■ Written request ■
Copy every line of the records below word for word, leaving out the pictures.

■ Data in this exercise ■

##############################

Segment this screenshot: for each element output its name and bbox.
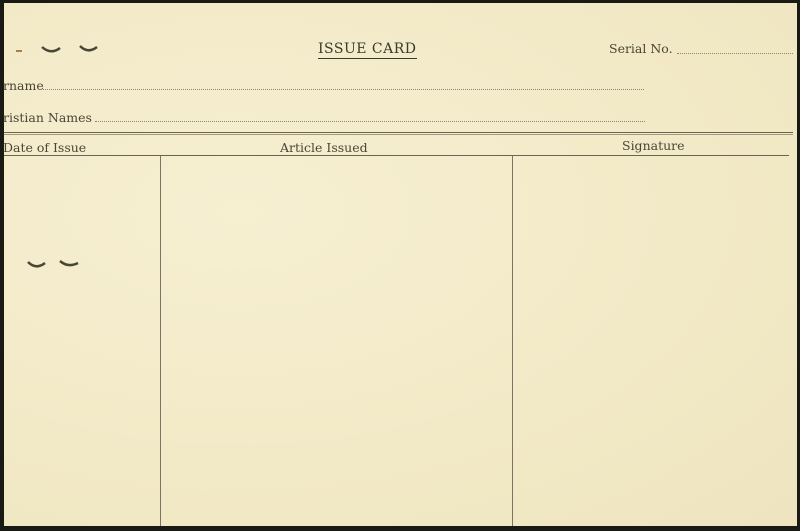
date-of-issue-column[interactable] — [4, 156, 160, 526]
column-header-signature: Signature — [622, 138, 685, 153]
serial-number-field[interactable] — [677, 53, 793, 54]
signature-column[interactable] — [513, 156, 793, 526]
christian-names-field[interactable] — [95, 121, 645, 122]
column-header-article-issued: Article Issued — [280, 140, 368, 155]
staple-mark-icon — [26, 257, 86, 271]
serial-number-label: Serial No. — [609, 41, 673, 56]
article-issued-column[interactable] — [161, 156, 512, 526]
staple-mark-icon — [14, 41, 104, 57]
issue-card: ISSUE CARD Serial No. rname ristian Name… — [0, 3, 797, 526]
header-divider-top — [4, 132, 793, 133]
surname-field[interactable] — [40, 89, 644, 90]
surname-label: rname — [3, 78, 44, 93]
christian-names-label: ristian Names — [3, 110, 92, 125]
card-title: ISSUE CARD — [318, 41, 417, 59]
header-divider-top-2 — [4, 134, 793, 135]
column-header-date-of-issue: Date of Issue — [3, 140, 86, 155]
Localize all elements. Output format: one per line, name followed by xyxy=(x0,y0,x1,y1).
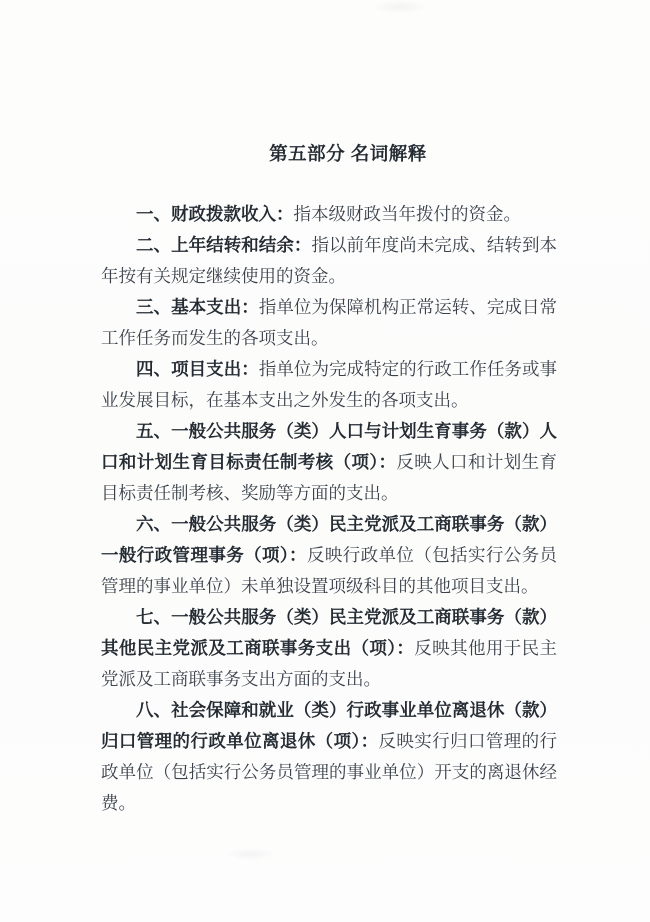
definition-paragraph: 七、一般公共服务（类）民主党派及工商联事务（款）其他民主党派及工商联事务支出（项… xyxy=(101,602,557,695)
term-label: 二、上年结转和结余： xyxy=(136,235,311,255)
definition-paragraph: 五、一般公共服务（类）人口与计划生育事务（款）人口和计划生育目标责任制考核（项）… xyxy=(101,416,557,509)
scan-smudge xyxy=(370,0,430,14)
definition-paragraph: 四、项目支出：指单位为完成特定的行政工作任务或事业发展目标，在基本支出之外发生的… xyxy=(101,354,557,416)
document-page: { "document": { "title": "第五部分 名词解释", "p… xyxy=(0,0,650,922)
page-title: 第五部分 名词解释 xyxy=(120,143,576,165)
term-label: 三、基本支出： xyxy=(136,297,259,317)
definition-paragraph: 八、社会保障和就业（类）行政事业单位离退休（款）归口管理的行政单位离退休（项）：… xyxy=(101,695,557,819)
scanned-page: 第五部分 名词解释 一、财政拨款收入：指本级财政当年拨付的资金。 二、上年结转和… xyxy=(0,0,650,922)
definition-paragraph: 二、上年结转和结余：指以前年度尚未完成、结转到本年按有关规定继续使用的资金。 xyxy=(101,230,557,292)
definition-paragraph: 六、一般公共服务（类）民主党派及工商联事务（款）一般行政管理事务（项）：反映行政… xyxy=(101,509,557,602)
term-label: 四、项目支出： xyxy=(136,359,259,379)
definitions-list: 一、财政拨款收入：指本级财政当年拨付的资金。 二、上年结转和结余：指以前年度尚未… xyxy=(101,199,557,819)
scan-smudge xyxy=(225,848,275,860)
definition-paragraph: 一、财政拨款收入：指本级财政当年拨付的资金。 xyxy=(101,199,557,230)
term-label: 一、财政拨款收入： xyxy=(136,204,294,224)
definition-paragraph: 三、基本支出：指单位为保障机构正常运转、完成日常工作任务而发生的各项支出。 xyxy=(101,292,557,354)
term-definition: 指本级财政当年拨付的资金。 xyxy=(294,204,522,224)
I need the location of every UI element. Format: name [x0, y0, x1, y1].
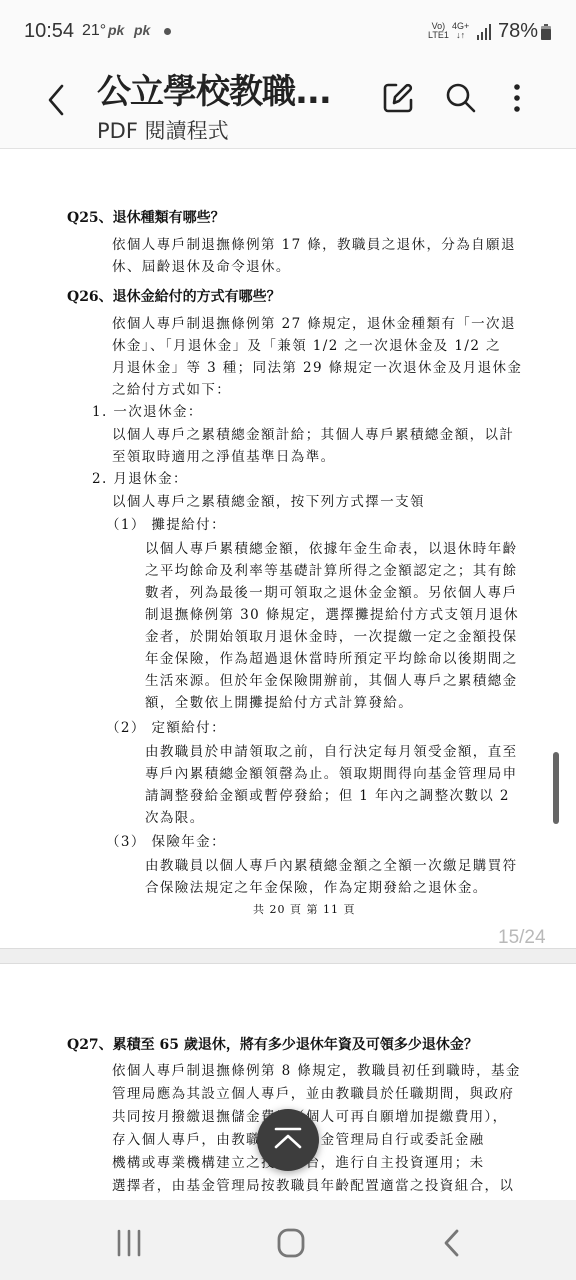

##############################

■ Solution ■
Segment this screenshot: for each element output its name and bbox.
date-of-issue-column[interactable] — [4, 156, 160, 526]
column-header-signature: Signature — [622, 138, 685, 153]
serial-number-field[interactable] — [677, 53, 793, 54]
signature-column[interactable] — [513, 156, 793, 526]
christian-names-field[interactable] — [95, 121, 645, 122]
column-header-article-issued: Article Issued — [280, 140, 368, 155]
staple-mark-icon — [26, 257, 86, 271]
serial-number-label: Serial No. — [609, 41, 673, 56]
article-issued-column[interactable] — [161, 156, 512, 526]
staple-mark-icon — [14, 41, 104, 57]
issue-card: ISSUE CARD Serial No. rname ristian Name… — [0, 3, 797, 526]
header-divider-top — [4, 132, 793, 133]
surname-field[interactable] — [40, 89, 644, 90]
surname-label: rname — [3, 78, 44, 93]
christian-names-label: ristian Names — [3, 110, 92, 125]
card-title: ISSUE CARD — [318, 41, 417, 59]
header-divider-top-2 — [4, 134, 793, 135]
column-header-date-of-issue: Date of Issue — [3, 140, 86, 155]
Localize all elements. Output format: one per line, name followed by xyxy=(x0,y0,x1,y1).
definition-paragraph: 七、一般公共服务（类）民主党派及工商联事务（款）其他民主党派及工商联事务支出（项… xyxy=(101,602,557,695)
term-label: 二、上年结转和结余： xyxy=(136,235,311,255)
definition-paragraph: 五、一般公共服务（类）人口与计划生育事务（款）人口和计划生育目标责任制考核（项）… xyxy=(101,416,557,509)
scan-smudge xyxy=(370,0,430,14)
definition-paragraph: 四、项目支出：指单位为完成特定的行政工作任务或事业发展目标，在基本支出之外发生的… xyxy=(101,354,557,416)
document-page: { "document": { "title": "第五部分 名词解释", "p… xyxy=(0,0,650,922)
page-title: 第五部分 名词解释 xyxy=(120,143,576,165)
term-label: 三、基本支出： xyxy=(136,297,259,317)
definition-paragraph: 八、社会保障和就业（类）行政事业单位离退休（款）归口管理的行政单位离退休（项）：… xyxy=(101,695,557,819)
scanned-page: 第五部分 名词解释 一、财政拨款收入：指本级财政当年拨付的资金。 二、上年结转和… xyxy=(0,0,650,922)
definition-paragraph: 二、上年结转和结余：指以前年度尚未完成、结转到本年按有关规定继续使用的资金。 xyxy=(101,230,557,292)
definition-paragraph: 六、一般公共服务（类）民主党派及工商联事务（款）一般行政管理事务（项）：反映行政… xyxy=(101,509,557,602)
term-label: 四、项目支出： xyxy=(136,359,259,379)
definitions-list: 一、财政拨款收入：指本级财政当年拨付的资金。 二、上年结转和结余：指以前年度尚未… xyxy=(101,199,557,819)
scan-smudge xyxy=(225,848,275,860)
definition-paragraph: 一、财政拨款收入：指本级财政当年拨付的资金。 xyxy=(101,199,557,230)
term-label: 一、财政拨款收入： xyxy=(136,204,294,224)
definition-paragraph: 三、基本支出：指单位为保障机构正常运转、完成日常工作任务而发生的各项支出。 xyxy=(101,292,557,354)
term-definition: 指本级财政当年拨付的资金。 xyxy=(294,204,522,224)
I need the location of every UI element. Format: name [x0, y0, x1, y1].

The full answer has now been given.